Task requirements =>
Lines containing the word "KSLE" should be extracted in full.

Items from a figure collection
[START]

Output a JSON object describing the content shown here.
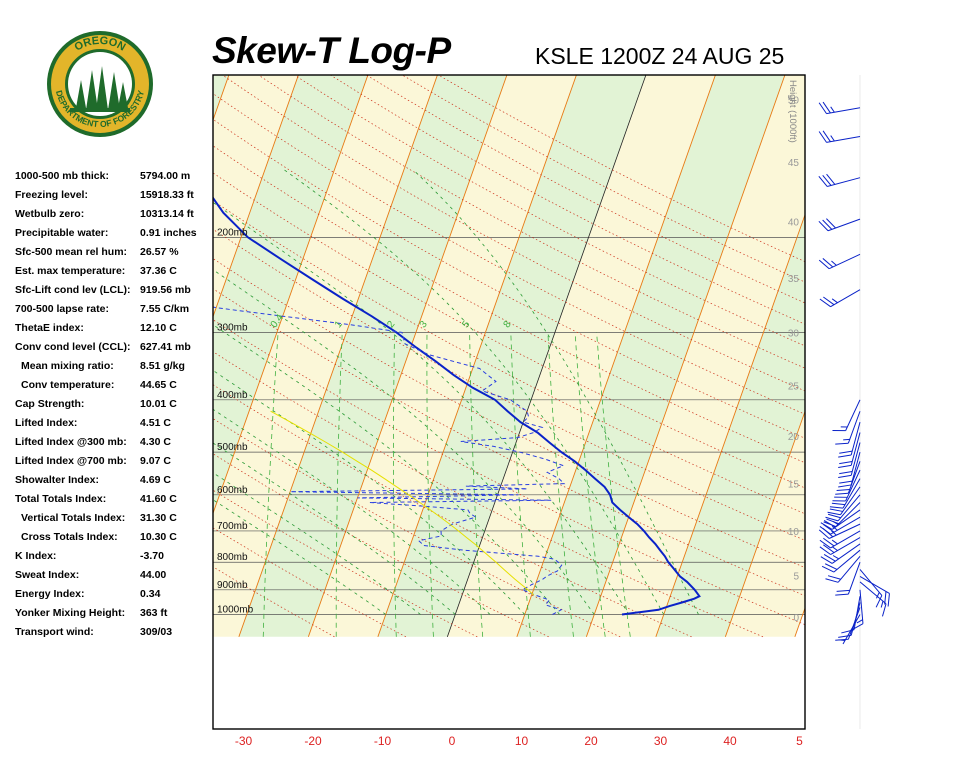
{
  "header": {
    "title": "Skew-T Log-P",
    "station": "KSLE 1200Z 24 AUG 25"
  },
  "logo": {
    "top_text": "OREGON",
    "bottom_text": "DEPARTMENT OF FORESTRY",
    "colors": {
      "ring": "#1f6b2b",
      "gold": "#e3b52a",
      "tree": "#1f6b2b",
      "sky": "#ffffff"
    }
  },
  "indices": [
    {
      "label": "1000-500 mb thick:",
      "value": "5794.00 m",
      "indent": false
    },
    {
      "label": "Freezing level:",
      "value": "15918.33 ft",
      "indent": false
    },
    {
      "label": "Wetbulb zero:",
      "value": "10313.14 ft",
      "indent": false
    },
    {
      "label": "Precipitable water:",
      "value": "0.91 inches",
      "indent": false
    },
    {
      "label": "Sfc-500 mean rel hum:",
      "value": "26.57 %",
      "indent": false
    },
    {
      "label": "Est. max temperature:",
      "value": "37.36 C",
      "indent": false
    },
    {
      "label": "Sfc-Lift cond lev (LCL):",
      "value": "919.56 mb",
      "indent": false
    },
    {
      "label": "700-500 lapse rate:",
      "value": "7.55 C/km",
      "indent": false
    },
    {
      "label": "ThetaE index:",
      "value": "12.10 C",
      "indent": false
    },
    {
      "label": "Conv cond level (CCL):",
      "value": "627.41 mb",
      "indent": false
    },
    {
      "label": "Mean mixing ratio:",
      "value": "8.51 g/kg",
      "indent": true
    },
    {
      "label": "Conv temperature:",
      "value": "44.65 C",
      "indent": true
    },
    {
      "label": "Cap Strength:",
      "value": "10.01 C",
      "indent": false
    },
    {
      "label": "Lifted Index:",
      "value": "4.51 C",
      "indent": false
    },
    {
      "label": "Lifted Index @300 mb:",
      "value": "4.30 C",
      "indent": false
    },
    {
      "label": "Lifted Index @700 mb:",
      "value": "9.07 C",
      "indent": false
    },
    {
      "label": "Showalter Index:",
      "value": "4.69 C",
      "indent": false
    },
    {
      "label": "Total Totals Index:",
      "value": "41.60 C",
      "indent": false
    },
    {
      "label": "Vertical Totals Index:",
      "value": "31.30 C",
      "indent": true
    },
    {
      "label": "Cross Totals Index:",
      "value": "10.30 C",
      "indent": true
    },
    {
      "label": "K Index:",
      "value": "-3.70",
      "indent": false
    },
    {
      "label": "Sweat Index:",
      "value": "44.00",
      "indent": false
    },
    {
      "label": "Energy Index:",
      "value": "0.34",
      "indent": false
    },
    {
      "label": "Yonker Mixing Height:",
      "value": "363 ft",
      "indent": false
    },
    {
      "label": "Transport wind:",
      "value": "309/03",
      "indent": false
    }
  ],
  "chart_data": {
    "type": "line",
    "title": "Skew-T Log-P",
    "subtitle": "KSLE 1200Z 24 AUG 25",
    "xlabel": "",
    "ylabel": "",
    "x_ticks": [
      "-30",
      "-20",
      "-10",
      "0",
      "10",
      "20",
      "30",
      "40",
      "5"
    ],
    "pressure_levels": [
      {
        "p": 200,
        "label": "200mb"
      },
      {
        "p": 300,
        "label": "300mb"
      },
      {
        "p": 400,
        "label": "400mb"
      },
      {
        "p": 500,
        "label": "500mb"
      },
      {
        "p": 600,
        "label": "600mb"
      },
      {
        "p": 700,
        "label": "700mb"
      },
      {
        "p": 800,
        "label": "800mb"
      },
      {
        "p": 900,
        "label": "900mb"
      },
      {
        "p": 1000,
        "label": "1000mb"
      }
    ],
    "height_axis": {
      "label": "Height (1000ft)",
      "ticks": [
        {
          "p": 1010,
          "label": "0"
        },
        {
          "p": 847,
          "label": "5"
        },
        {
          "p": 700,
          "label": "10"
        },
        {
          "p": 572,
          "label": "15"
        },
        {
          "p": 467,
          "label": "20"
        },
        {
          "p": 376,
          "label": "25"
        },
        {
          "p": 300,
          "label": "30"
        },
        {
          "p": 238,
          "label": "35"
        },
        {
          "p": 187,
          "label": "40"
        },
        {
          "p": 145,
          "label": "45"
        },
        {
          "p": 111,
          "label": "50"
        }
      ]
    },
    "mixing_ratio_labels": [
      "0.4",
      "1",
      "2",
      "3",
      "5",
      "8"
    ],
    "mixing_ratios": [
      0.4,
      1,
      2,
      3,
      5,
      8,
      12,
      16,
      20
    ],
    "isotherms_c": [
      -110,
      -100,
      -90,
      -80,
      -70,
      -60,
      -50,
      -40,
      -30,
      -20,
      -10,
      0,
      10,
      20,
      30,
      40,
      50
    ],
    "dry_adiabats_k": [
      250,
      260,
      270,
      280,
      290,
      300,
      310,
      320,
      330,
      340,
      350,
      360,
      370,
      380,
      390,
      400,
      410,
      420,
      430,
      440,
      450,
      460,
      470
    ],
    "moist_adiabats_c": [
      -10,
      -5,
      0,
      5,
      10,
      15,
      20,
      25,
      30,
      35
    ],
    "colors": {
      "temperature": "#0a22c8",
      "dewpoint": "#2a3fe0",
      "parcel": "#e6e000",
      "isotherm": "#e87a14",
      "dry_adiabat": "#cc3018",
      "moist_adiabat": "#2a9a34",
      "mixing_ratio": "#40b040",
      "isobar": "#555555",
      "band_green": "#e2f3d5",
      "band_yellow": "#fbf7d8",
      "frame_bg": "#ffffff",
      "x_tick_label": "#dd2222"
    },
    "series": [
      {
        "name": "",
        "kind": "temperature",
        "points": [
          [
            1000,
            24
          ],
          [
            990,
            26.5
          ],
          [
            980,
            29
          ],
          [
            965,
            30.4
          ],
          [
            950,
            32
          ],
          [
            935,
            33.6
          ],
          [
            925,
            34.2
          ],
          [
            900,
            33.2
          ],
          [
            870,
            31.7
          ],
          [
            850,
            30.4
          ],
          [
            820,
            29
          ],
          [
            800,
            28
          ],
          [
            780,
            27.2
          ],
          [
            760,
            26.2
          ],
          [
            740,
            25.2
          ],
          [
            720,
            24
          ],
          [
            700,
            22.9
          ],
          [
            680,
            21.6
          ],
          [
            660,
            20
          ],
          [
            640,
            18.4
          ],
          [
            620,
            16.9
          ],
          [
            600,
            16.2
          ],
          [
            580,
            15
          ],
          [
            560,
            13.2
          ],
          [
            540,
            11.4
          ],
          [
            520,
            9.4
          ],
          [
            500,
            7
          ],
          [
            480,
            4.8
          ],
          [
            460,
            2.6
          ],
          [
            440,
            -0.4
          ],
          [
            420,
            -2.8
          ],
          [
            400,
            -5.2
          ],
          [
            380,
            -9
          ],
          [
            360,
            -12.4
          ],
          [
            340,
            -15.6
          ],
          [
            320,
            -19.2
          ],
          [
            300,
            -22.8
          ],
          [
            280,
            -27.2
          ],
          [
            260,
            -32.2
          ],
          [
            240,
            -37.4
          ],
          [
            220,
            -43
          ],
          [
            200,
            -49
          ],
          [
            180,
            -53.8
          ],
          [
            160,
            -58
          ],
          [
            140,
            -62.2
          ],
          [
            120,
            -66.2
          ],
          [
            105,
            -69
          ]
        ]
      },
      {
        "name": "",
        "kind": "dewpoint",
        "points": [
          [
            1000,
            14
          ],
          [
            980,
            15
          ],
          [
            960,
            12.5
          ],
          [
            940,
            12.8
          ],
          [
            920,
            10.5
          ],
          [
            900,
            8.4
          ],
          [
            880,
            9.5
          ],
          [
            860,
            10.8
          ],
          [
            850,
            11.2
          ],
          [
            830,
            12.5
          ],
          [
            810,
            12.8
          ],
          [
            790,
            11.5
          ],
          [
            780,
            9
          ],
          [
            760,
            -2
          ],
          [
            745,
            -8
          ],
          [
            730,
            -9
          ],
          [
            715,
            -6
          ],
          [
            700,
            -6.3
          ],
          [
            680,
            -5
          ],
          [
            660,
            -2
          ],
          [
            650,
            -3
          ],
          [
            640,
            -3.5
          ],
          [
            630,
            -10
          ],
          [
            620,
            -18
          ],
          [
            614,
            8
          ],
          [
            608,
            -20
          ],
          [
            600,
            3
          ],
          [
            592,
            -30
          ],
          [
            585,
            4
          ],
          [
            578,
            -5
          ],
          [
            572,
            9
          ],
          [
            560,
            8
          ],
          [
            545,
            6
          ],
          [
            530,
            8
          ],
          [
            515,
            5
          ],
          [
            500,
            1
          ],
          [
            488,
            -3
          ],
          [
            478,
            -8
          ],
          [
            470,
            0
          ],
          [
            460,
            2
          ],
          [
            450,
            3
          ],
          [
            440,
            0
          ],
          [
            430,
            0.5
          ],
          [
            420,
            0
          ],
          [
            400,
            -3
          ],
          [
            385,
            -7.5
          ],
          [
            370,
            -6
          ],
          [
            350,
            -9
          ],
          [
            330,
            -17
          ],
          [
            315,
            -21
          ],
          [
            300,
            -22
          ],
          [
            290,
            -30
          ],
          [
            280,
            -40
          ],
          [
            270,
            -50
          ],
          [
            255,
            -60
          ],
          [
            240,
            -66
          ],
          [
            220,
            -71
          ],
          [
            200,
            -76
          ],
          [
            180,
            -78
          ],
          [
            160,
            -78
          ],
          [
            140,
            -79
          ],
          [
            120,
            -80
          ],
          [
            105,
            -80
          ]
        ]
      },
      {
        "name": "",
        "kind": "parcel",
        "points": [
          [
            920,
            10.3
          ],
          [
            900,
            9.2
          ],
          [
            880,
            8
          ],
          [
            860,
            6.8
          ],
          [
            840,
            5.6
          ],
          [
            820,
            4.4
          ],
          [
            800,
            3.2
          ],
          [
            780,
            1.9
          ],
          [
            760,
            0.6
          ],
          [
            740,
            -0.8
          ],
          [
            720,
            -2.3
          ],
          [
            700,
            -3.8
          ],
          [
            680,
            -5.4
          ],
          [
            660,
            -7.1
          ],
          [
            640,
            -8.9
          ],
          [
            620,
            -10.8
          ],
          [
            600,
            -12.8
          ],
          [
            580,
            -14.9
          ],
          [
            560,
            -17.1
          ],
          [
            540,
            -19.4
          ],
          [
            520,
            -21.9
          ],
          [
            500,
            -24.5
          ],
          [
            480,
            -27.3
          ],
          [
            460,
            -30.3
          ],
          [
            440,
            -33.5
          ],
          [
            420,
            -36.9
          ]
        ]
      }
    ],
    "wind_barbs": [
      {
        "p": 1000,
        "dir": 210,
        "spd": 5
      },
      {
        "p": 970,
        "dir": 200,
        "spd": 10
      },
      {
        "p": 950,
        "dir": 195,
        "spd": 10
      },
      {
        "p": 925,
        "dir": 190,
        "spd": 10
      },
      {
        "p": 900,
        "dir": 175,
        "spd": 15
      },
      {
        "p": 870,
        "dir": 130,
        "spd": 15
      },
      {
        "p": 850,
        "dir": 120,
        "spd": 20
      },
      {
        "p": 825,
        "dir": 140,
        "spd": 15
      },
      {
        "p": 800,
        "dir": 200,
        "spd": 20
      },
      {
        "p": 780,
        "dir": 220,
        "spd": 20
      },
      {
        "p": 760,
        "dir": 230,
        "spd": 20
      },
      {
        "p": 740,
        "dir": 235,
        "spd": 25
      },
      {
        "p": 720,
        "dir": 240,
        "spd": 25
      },
      {
        "p": 700,
        "dir": 240,
        "spd": 25
      },
      {
        "p": 680,
        "dir": 245,
        "spd": 25
      },
      {
        "p": 660,
        "dir": 240,
        "spd": 25
      },
      {
        "p": 640,
        "dir": 235,
        "spd": 25
      },
      {
        "p": 620,
        "dir": 225,
        "spd": 20
      },
      {
        "p": 600,
        "dir": 220,
        "spd": 20
      },
      {
        "p": 580,
        "dir": 215,
        "spd": 20
      },
      {
        "p": 560,
        "dir": 210,
        "spd": 20
      },
      {
        "p": 540,
        "dir": 205,
        "spd": 20
      },
      {
        "p": 520,
        "dir": 200,
        "spd": 20
      },
      {
        "p": 500,
        "dir": 195,
        "spd": 20
      },
      {
        "p": 480,
        "dir": 195,
        "spd": 20
      },
      {
        "p": 460,
        "dir": 195,
        "spd": 20
      },
      {
        "p": 440,
        "dir": 195,
        "spd": 20
      },
      {
        "p": 420,
        "dir": 200,
        "spd": 15
      },
      {
        "p": 400,
        "dir": 205,
        "spd": 15
      },
      {
        "p": 250,
        "dir": 240,
        "spd": 25
      },
      {
        "p": 215,
        "dir": 245,
        "spd": 25
      },
      {
        "p": 185,
        "dir": 250,
        "spd": 30
      },
      {
        "p": 155,
        "dir": 255,
        "spd": 30
      },
      {
        "p": 130,
        "dir": 260,
        "spd": 25
      },
      {
        "p": 115,
        "dir": 260,
        "spd": 25
      }
    ]
  }
}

[END]

Task response =>
    "station": "KSLE 1200Z 24 AUG 25"
    "subtitle": "KSLE 1200Z 24 AUG 25",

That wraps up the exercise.